_Data items_.

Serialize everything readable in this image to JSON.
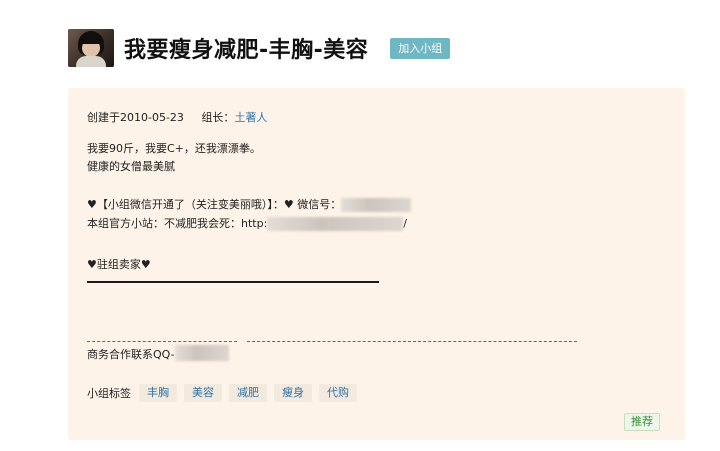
{
  "group": {
    "title": "我要瘦身减肥-丰胸-美容",
    "join_label": "加入小组"
  },
  "info": {
    "created": "创建于2010-05-23",
    "leader_label": "组长：",
    "leader_name": "土著人",
    "desc_line1": "我要90斤，我要C+，还我漂漂拳。",
    "desc_line2": "健康的女僧最美腻",
    "wechat_line": "♥【小组微信开通了（关注变美丽哦）】：♥ 微信号：",
    "site_line_prefix": "本组官方小站：不减肥我会死：http:",
    "site_line_suffix": "/",
    "sellers_heading": "♥驻组卖家♥",
    "business_contact": "商务合作联系QQ-"
  },
  "tags": {
    "label": "小组标签",
    "items": [
      "丰胸",
      "美容",
      "减肥",
      "瘦身",
      "代购"
    ]
  },
  "actions": {
    "recommend_label": "推荐"
  },
  "colors": {
    "card_background": "#fdf3e8",
    "join_button": "#6fb7c3",
    "link": "#3173a8",
    "recommend_text": "#3d8f3d"
  }
}
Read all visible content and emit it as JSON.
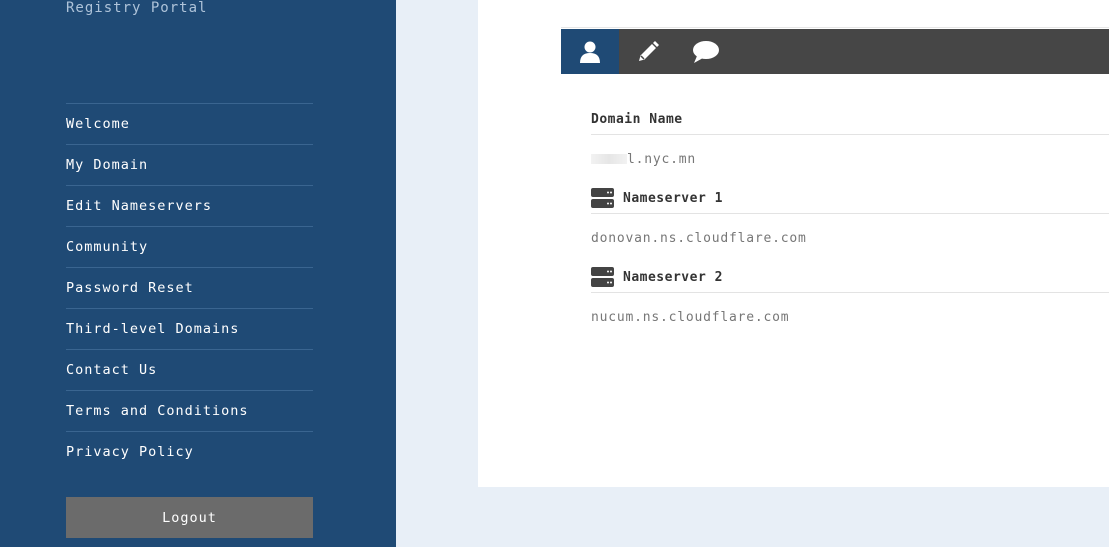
{
  "sidebar": {
    "portal_title": "Registry Portal",
    "nav": [
      {
        "label": "Welcome"
      },
      {
        "label": "My Domain"
      },
      {
        "label": "Edit Nameservers"
      },
      {
        "label": "Community"
      },
      {
        "label": "Password Reset"
      },
      {
        "label": "Third-level Domains"
      },
      {
        "label": "Contact Us"
      },
      {
        "label": "Terms and Conditions"
      },
      {
        "label": "Privacy Policy"
      }
    ],
    "logout_label": "Logout"
  },
  "tabs": [
    {
      "icon": "user-icon",
      "active": true
    },
    {
      "icon": "pencil-icon",
      "active": false
    },
    {
      "icon": "chat-bubble-icon",
      "active": false
    }
  ],
  "domain": {
    "label": "Domain Name",
    "value_visible": "l.nyc.mn"
  },
  "nameservers": [
    {
      "label": "Nameserver 1",
      "value": "donovan.ns.cloudflare.com",
      "icon": "server-icon"
    },
    {
      "label": "Nameserver 2",
      "value": "nucum.ns.cloudflare.com",
      "icon": "server-icon"
    }
  ],
  "colors": {
    "sidebar_bg": "#1f4a75",
    "tabbar_bg": "#464646",
    "active_tab_bg": "#1f4a75",
    "logout_bg": "#6b6b6b",
    "page_bg": "#e8eff7"
  }
}
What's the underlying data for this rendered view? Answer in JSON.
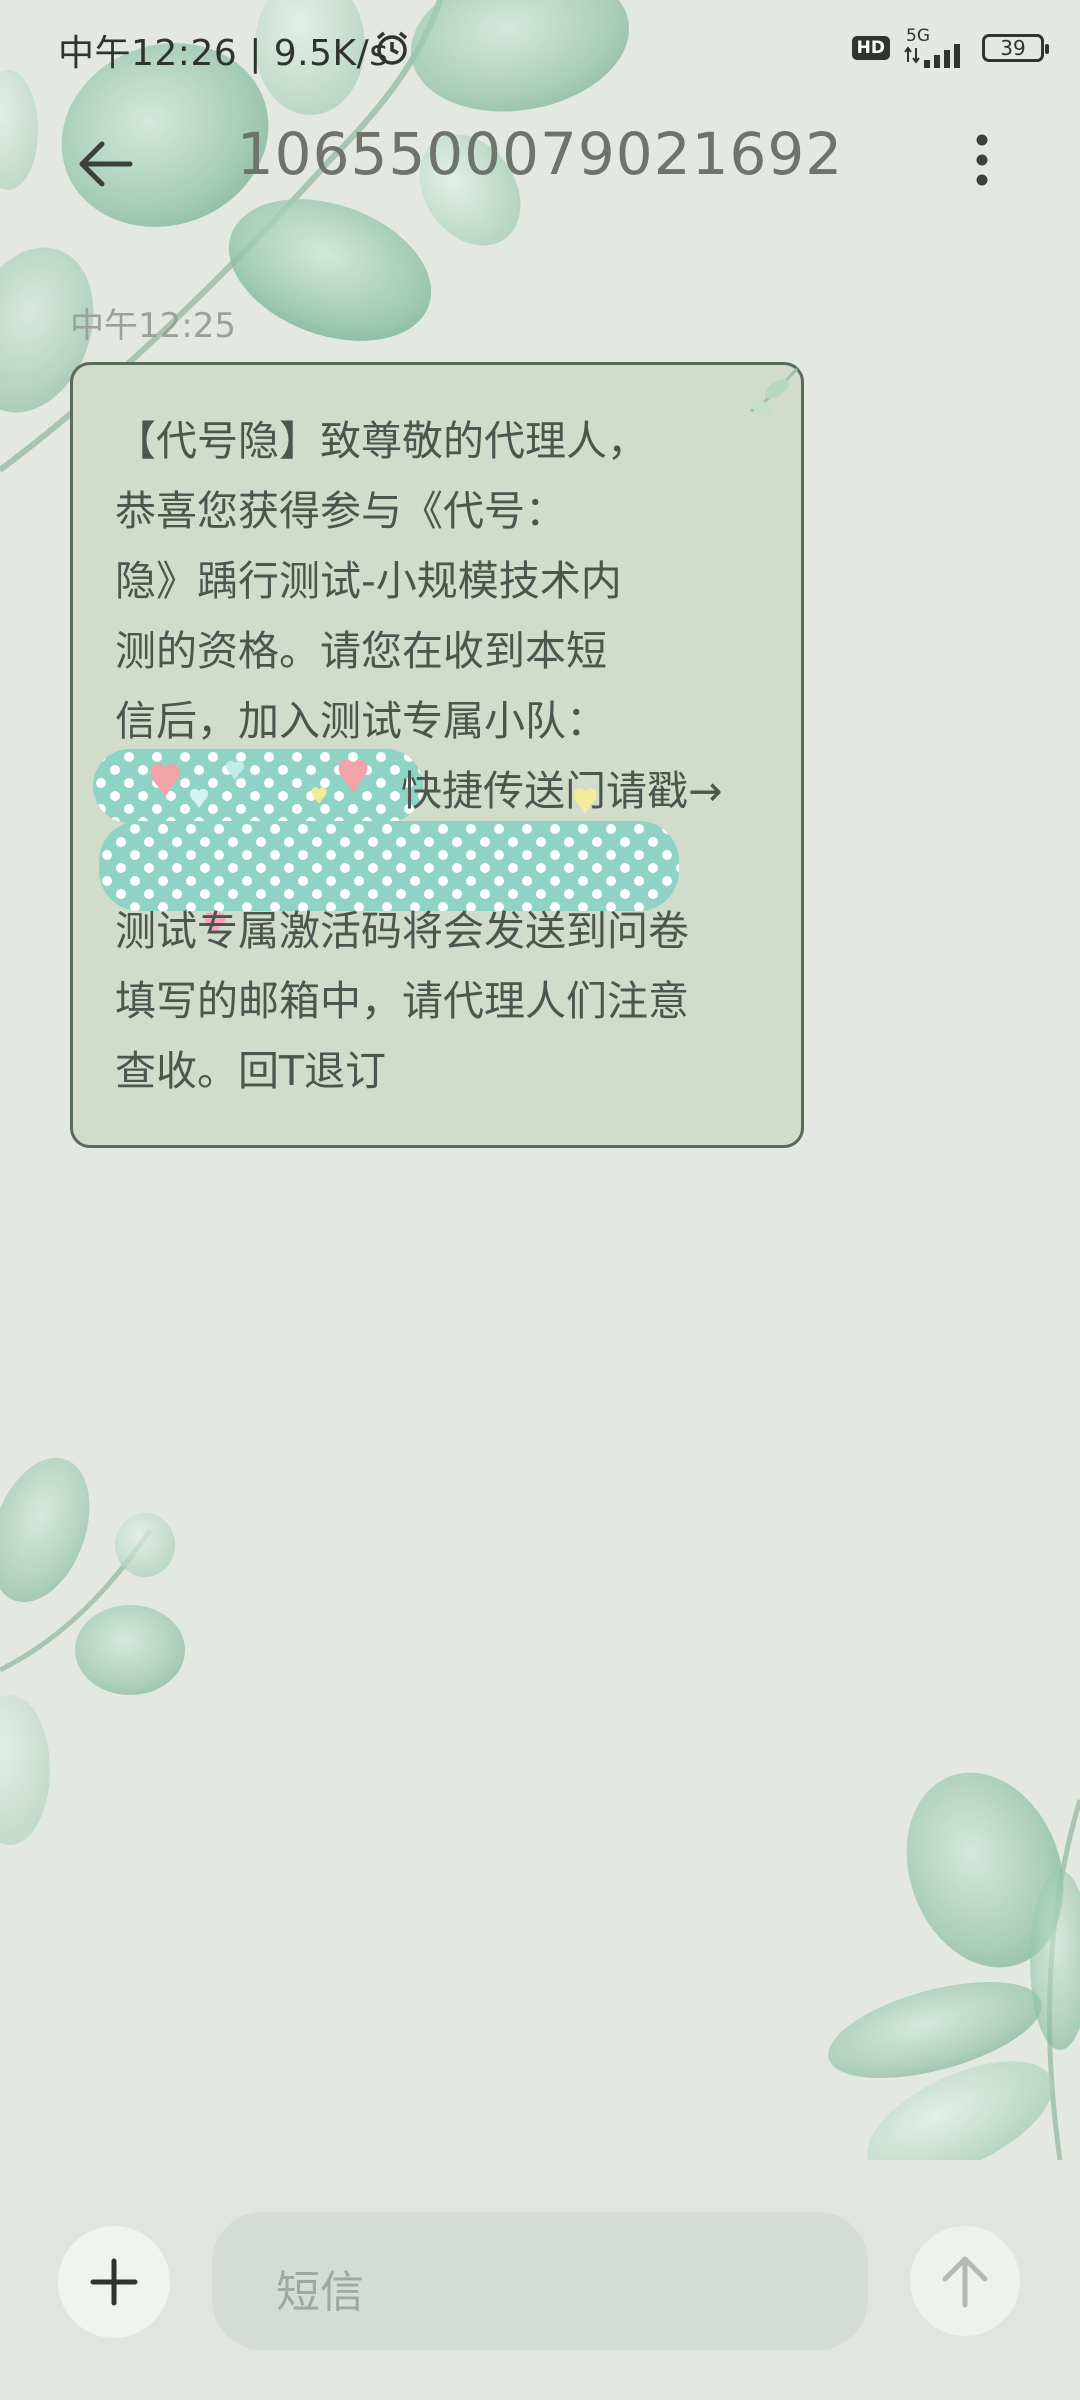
{
  "status_bar": {
    "time_speed": "中午12:26 | 9.5K/s",
    "hd": "HD",
    "network": "5G",
    "battery": "39"
  },
  "header": {
    "title": "1065500079021692",
    "back_icon": "back-arrow-icon",
    "more_icon": "more-vertical-icon"
  },
  "conversation": {
    "timestamp": "中午12:25",
    "message_lines": [
      "【代号隐】致尊敬的代理人，",
      "恭喜您获得参与《代号：",
      "隐》踽行测试-小规模技术内",
      "测的资格。请您在收到本短",
      "信后，加入测试专属小队：",
      "快捷传送门请戳→",
      "测试专属激活码将会发送到问卷",
      "填写的邮箱中，请代理人们注意",
      "查收。回T退订"
    ]
  },
  "composer": {
    "placeholder": "短信",
    "add_icon": "plus-icon",
    "send_icon": "send-arrow-icon"
  },
  "colors": {
    "background": "#e4e8e3",
    "bubble": "#d1dcca",
    "bubble_border": "#5a6a5d",
    "redaction": "#8fd3c4"
  }
}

_Aim_. Repeat each entry exactly. Pictures do not belong in the copy.

_Written answer_.
Serialize everything readable in this image to JSON.
{
  "group": {
    "title": "我要瘦身减肥-丰胸-美容",
    "join_label": "加入小组"
  },
  "info": {
    "created": "创建于2010-05-23",
    "leader_label": "组长：",
    "leader_name": "土著人",
    "desc_line1": "我要90斤，我要C+，还我漂漂拳。",
    "desc_line2": "健康的女僧最美腻",
    "wechat_line": "♥【小组微信开通了（关注变美丽哦）】：♥ 微信号：",
    "site_line_prefix": "本组官方小站：不减肥我会死：http:",
    "site_line_suffix": "/",
    "sellers_heading": "♥驻组卖家♥",
    "business_contact": "商务合作联系QQ-"
  },
  "tags": {
    "label": "小组标签",
    "items": [
      "丰胸",
      "美容",
      "减肥",
      "瘦身",
      "代购"
    ]
  },
  "actions": {
    "recommend_label": "推荐"
  },
  "colors": {
    "card_background": "#fdf3e8",
    "join_button": "#6fb7c3",
    "link": "#3173a8",
    "recommend_text": "#3d8f3d"
  }
}
Read all visible content and emit it as JSON.
{
  "sidebar": {
    "portal_title": "Registry Portal",
    "nav": [
      {
        "label": "Welcome"
      },
      {
        "label": "My Domain"
      },
      {
        "label": "Edit Nameservers"
      },
      {
        "label": "Community"
      },
      {
        "label": "Password Reset"
      },
      {
        "label": "Third-level Domains"
      },
      {
        "label": "Contact Us"
      },
      {
        "label": "Terms and Conditions"
      },
      {
        "label": "Privacy Policy"
      }
    ],
    "logout_label": "Logout"
  },
  "tabs": [
    {
      "icon": "user-icon",
      "active": true
    },
    {
      "icon": "pencil-icon",
      "active": false
    },
    {
      "icon": "chat-bubble-icon",
      "active": false
    }
  ],
  "domain": {
    "label": "Domain Name",
    "value_visible": "l.nyc.mn"
  },
  "nameservers": [
    {
      "label": "Nameserver 1",
      "value": "donovan.ns.cloudflare.com",
      "icon": "server-icon"
    },
    {
      "label": "Nameserver 2",
      "value": "nucum.ns.cloudflare.com",
      "icon": "server-icon"
    }
  ],
  "colors": {
    "sidebar_bg": "#1f4a75",
    "tabbar_bg": "#464646",
    "active_tab_bg": "#1f4a75",
    "logout_bg": "#6b6b6b",
    "page_bg": "#e8eff7"
  }
}
What's the underlying data for this rendered view? Answer in JSON.
{
  "status_bar": {
    "time_speed": "中午12:26 | 9.5K/s",
    "hd": "HD",
    "network": "5G",
    "battery": "39"
  },
  "header": {
    "title": "1065500079021692",
    "back_icon": "back-arrow-icon",
    "more_icon": "more-vertical-icon"
  },
  "conversation": {
    "timestamp": "中午12:25",
    "message_lines": [
      "【代号隐】致尊敬的代理人，",
      "恭喜您获得参与《代号：",
      "隐》踽行测试-小规模技术内",
      "测的资格。请您在收到本短",
      "信后，加入测试专属小队：",
      "快捷传送门请戳→",
      "测试专属激活码将会发送到问卷",
      "填写的邮箱中，请代理人们注意",
      "查收。回T退订"
    ]
  },
  "composer": {
    "placeholder": "短信",
    "add_icon": "plus-icon",
    "send_icon": "send-arrow-icon"
  },
  "colors": {
    "background": "#e4e8e3",
    "bubble": "#d1dcca",
    "bubble_border": "#5a6a5d",
    "redaction": "#8fd3c4"
  }
}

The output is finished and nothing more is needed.